• DIRECTIONS
Copy every one of the following rows, reproducing each line character for character.

::::::::::

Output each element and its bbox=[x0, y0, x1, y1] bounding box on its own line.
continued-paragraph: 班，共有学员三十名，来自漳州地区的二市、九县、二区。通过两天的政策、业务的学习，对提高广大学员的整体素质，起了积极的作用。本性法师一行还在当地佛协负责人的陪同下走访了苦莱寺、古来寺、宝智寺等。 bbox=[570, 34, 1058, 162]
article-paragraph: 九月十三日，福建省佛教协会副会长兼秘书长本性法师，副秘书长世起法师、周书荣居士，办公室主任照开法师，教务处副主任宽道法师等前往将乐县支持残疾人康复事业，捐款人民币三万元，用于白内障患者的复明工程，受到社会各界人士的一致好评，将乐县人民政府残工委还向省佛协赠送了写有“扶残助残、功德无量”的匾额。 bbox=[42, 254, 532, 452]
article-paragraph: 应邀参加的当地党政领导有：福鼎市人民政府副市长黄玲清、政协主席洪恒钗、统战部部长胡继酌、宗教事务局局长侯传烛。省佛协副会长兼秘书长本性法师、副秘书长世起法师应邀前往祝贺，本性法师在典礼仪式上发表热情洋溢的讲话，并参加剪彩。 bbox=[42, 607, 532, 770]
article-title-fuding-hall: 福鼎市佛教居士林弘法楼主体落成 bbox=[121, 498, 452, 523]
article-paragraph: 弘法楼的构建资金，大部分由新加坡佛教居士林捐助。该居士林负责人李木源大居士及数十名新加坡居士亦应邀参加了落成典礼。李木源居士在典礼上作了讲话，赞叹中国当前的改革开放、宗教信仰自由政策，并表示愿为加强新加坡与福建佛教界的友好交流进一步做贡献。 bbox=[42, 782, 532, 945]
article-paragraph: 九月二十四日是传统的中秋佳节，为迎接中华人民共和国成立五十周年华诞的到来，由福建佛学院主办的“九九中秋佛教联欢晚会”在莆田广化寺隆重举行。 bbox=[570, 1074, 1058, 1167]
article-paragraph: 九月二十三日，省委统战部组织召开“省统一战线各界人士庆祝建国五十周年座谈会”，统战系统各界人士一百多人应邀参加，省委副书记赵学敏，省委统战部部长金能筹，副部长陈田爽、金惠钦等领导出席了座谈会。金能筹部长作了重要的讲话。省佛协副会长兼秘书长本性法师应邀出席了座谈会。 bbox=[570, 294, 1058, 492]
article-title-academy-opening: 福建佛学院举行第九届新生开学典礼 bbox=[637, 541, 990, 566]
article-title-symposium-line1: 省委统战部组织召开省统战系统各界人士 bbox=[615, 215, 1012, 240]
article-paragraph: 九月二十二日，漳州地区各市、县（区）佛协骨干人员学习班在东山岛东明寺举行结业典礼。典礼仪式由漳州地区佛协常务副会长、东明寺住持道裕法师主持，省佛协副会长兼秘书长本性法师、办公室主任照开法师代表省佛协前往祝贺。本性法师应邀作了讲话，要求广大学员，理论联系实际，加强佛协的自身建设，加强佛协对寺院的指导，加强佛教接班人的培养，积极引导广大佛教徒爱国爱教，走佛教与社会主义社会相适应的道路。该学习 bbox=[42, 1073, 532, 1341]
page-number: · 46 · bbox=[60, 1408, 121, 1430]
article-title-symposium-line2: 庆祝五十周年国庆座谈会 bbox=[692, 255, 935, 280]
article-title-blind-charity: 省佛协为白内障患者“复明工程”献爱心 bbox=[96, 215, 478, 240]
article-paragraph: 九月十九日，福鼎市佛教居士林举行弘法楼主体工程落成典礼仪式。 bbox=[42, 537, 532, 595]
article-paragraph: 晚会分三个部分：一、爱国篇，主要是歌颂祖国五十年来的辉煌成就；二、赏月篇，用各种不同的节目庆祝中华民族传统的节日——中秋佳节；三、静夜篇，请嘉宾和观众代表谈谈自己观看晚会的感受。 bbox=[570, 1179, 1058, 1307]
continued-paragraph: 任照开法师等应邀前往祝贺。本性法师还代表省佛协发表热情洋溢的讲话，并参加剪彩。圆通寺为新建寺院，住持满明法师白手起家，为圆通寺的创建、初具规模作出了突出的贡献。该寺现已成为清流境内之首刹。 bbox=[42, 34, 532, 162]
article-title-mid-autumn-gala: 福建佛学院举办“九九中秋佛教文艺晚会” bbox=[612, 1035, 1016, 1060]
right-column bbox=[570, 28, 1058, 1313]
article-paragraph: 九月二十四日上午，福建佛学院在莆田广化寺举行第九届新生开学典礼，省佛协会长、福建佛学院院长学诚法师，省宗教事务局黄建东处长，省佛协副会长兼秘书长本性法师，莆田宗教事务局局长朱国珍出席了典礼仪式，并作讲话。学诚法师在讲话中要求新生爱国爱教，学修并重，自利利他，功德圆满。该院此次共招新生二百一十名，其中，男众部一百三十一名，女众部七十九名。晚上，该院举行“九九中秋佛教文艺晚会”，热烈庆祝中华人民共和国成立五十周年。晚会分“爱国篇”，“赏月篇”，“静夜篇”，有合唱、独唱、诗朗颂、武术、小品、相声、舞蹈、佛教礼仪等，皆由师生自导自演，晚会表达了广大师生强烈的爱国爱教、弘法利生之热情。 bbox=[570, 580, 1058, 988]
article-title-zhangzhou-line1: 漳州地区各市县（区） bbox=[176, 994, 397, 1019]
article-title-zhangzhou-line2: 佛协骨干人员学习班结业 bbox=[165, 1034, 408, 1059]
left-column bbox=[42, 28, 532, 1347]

::::::::::

• EXERCISE OUTPUT
Output each element and its bbox=[x0, y0, x1, y1] bounding box on its own line.
continued-paragraph: 班，共有学员三十名，来自漳州地区的二市、九县、二区。通过两天的政策、业务的学习，对提高广大学员的整体素质，起了积极的作用。本性法师一行还在当地佛协负责人的陪同下走访了苦莱寺、古来寺、宝智寺等。 bbox=[570, 34, 1058, 162]
article-paragraph: 九月十三日，福建省佛教协会副会长兼秘书长本性法师，副秘书长世起法师、周书荣居士，办公室主任照开法师，教务处副主任宽道法师等前往将乐县支持残疾人康复事业，捐款人民币三万元，用于白内障患者的复明工程，受到社会各界人士的一致好评，将乐县人民政府残工委还向省佛协赠送了写有“扶残助残、功德无量”的匾额。 bbox=[42, 254, 532, 452]
article-paragraph: 应邀参加的当地党政领导有：福鼎市人民政府副市长黄玲清、政协主席洪恒钗、统战部部长胡继酌、宗教事务局局长侯传烛。省佛协副会长兼秘书长本性法师、副秘书长世起法师应邀前往祝贺，本性法师在典礼仪式上发表热情洋溢的讲话，并参加剪彩。 bbox=[42, 607, 532, 770]
article-title-fuding-hall: 福鼎市佛教居士林弘法楼主体落成 bbox=[121, 498, 452, 523]
article-paragraph: 弘法楼的构建资金，大部分由新加坡佛教居士林捐助。该居士林负责人李木源大居士及数十名新加坡居士亦应邀参加了落成典礼。李木源居士在典礼上作了讲话，赞叹中国当前的改革开放、宗教信仰自由政策，并表示愿为加强新加坡与福建佛教界的友好交流进一步做贡献。 bbox=[42, 782, 532, 945]
article-paragraph: 九月二十四日是传统的中秋佳节，为迎接中华人民共和国成立五十周年华诞的到来，由福建佛学院主办的“九九中秋佛教联欢晚会”在莆田广化寺隆重举行。 bbox=[570, 1074, 1058, 1167]
article-paragraph: 九月二十三日，省委统战部组织召开“省统一战线各界人士庆祝建国五十周年座谈会”，统战系统各界人士一百多人应邀参加，省委副书记赵学敏，省委统战部部长金能筹，副部长陈田爽、金惠钦等领导出席了座谈会。金能筹部长作了重要的讲话。省佛协副会长兼秘书长本性法师应邀出席了座谈会。 bbox=[570, 294, 1058, 492]
article-title-academy-opening: 福建佛学院举行第九届新生开学典礼 bbox=[637, 541, 990, 566]
article-title-symposium-line1: 省委统战部组织召开省统战系统各界人士 bbox=[615, 215, 1012, 240]
article-paragraph: 九月二十二日，漳州地区各市、县（区）佛协骨干人员学习班在东山岛东明寺举行结业典礼。典礼仪式由漳州地区佛协常务副会长、东明寺住持道裕法师主持，省佛协副会长兼秘书长本性法师、办公室主任照开法师代表省佛协前往祝贺。本性法师应邀作了讲话，要求广大学员，理论联系实际，加强佛协的自身建设，加强佛协对寺院的指导，加强佛教接班人的培养，积极引导广大佛教徒爱国爱教，走佛教与社会主义社会相适应的道路。该学习 bbox=[42, 1073, 532, 1341]
page-number: · 46 · bbox=[60, 1408, 121, 1430]
article-title-symposium-line2: 庆祝五十周年国庆座谈会 bbox=[692, 255, 935, 280]
article-title-blind-charity: 省佛协为白内障患者“复明工程”献爱心 bbox=[96, 215, 478, 240]
article-paragraph: 九月十九日，福鼎市佛教居士林举行弘法楼主体工程落成典礼仪式。 bbox=[42, 537, 532, 595]
article-paragraph: 晚会分三个部分：一、爱国篇，主要是歌颂祖国五十年来的辉煌成就；二、赏月篇，用各种不同的节目庆祝中华民族传统的节日——中秋佳节；三、静夜篇，请嘉宾和观众代表谈谈自己观看晚会的感受。 bbox=[570, 1179, 1058, 1307]
continued-paragraph: 任照开法师等应邀前往祝贺。本性法师还代表省佛协发表热情洋溢的讲话，并参加剪彩。圆通寺为新建寺院，住持满明法师白手起家，为圆通寺的创建、初具规模作出了突出的贡献。该寺现已成为清流境内之首刹。 bbox=[42, 34, 532, 162]
article-title-mid-autumn-gala: 福建佛学院举办“九九中秋佛教文艺晚会” bbox=[612, 1035, 1016, 1060]
right-column bbox=[570, 28, 1058, 1313]
article-paragraph: 九月二十四日上午，福建佛学院在莆田广化寺举行第九届新生开学典礼，省佛协会长、福建佛学院院长学诚法师，省宗教事务局黄建东处长，省佛协副会长兼秘书长本性法师，莆田宗教事务局局长朱国珍出席了典礼仪式，并作讲话。学诚法师在讲话中要求新生爱国爱教，学修并重，自利利他，功德圆满。该院此次共招新生二百一十名，其中，男众部一百三十一名，女众部七十九名。晚上，该院举行“九九中秋佛教文艺晚会”，热烈庆祝中华人民共和国成立五十周年。晚会分“爱国篇”，“赏月篇”，“静夜篇”，有合唱、独唱、诗朗颂、武术、小品、相声、舞蹈、佛教礼仪等，皆由师生自导自演，晚会表达了广大师生强烈的爱国爱教、弘法利生之热情。 bbox=[570, 580, 1058, 988]
article-title-zhangzhou-line1: 漳州地区各市县（区） bbox=[176, 994, 397, 1019]
article-title-zhangzhou-line2: 佛协骨干人员学习班结业 bbox=[165, 1034, 408, 1059]
left-column bbox=[42, 28, 532, 1347]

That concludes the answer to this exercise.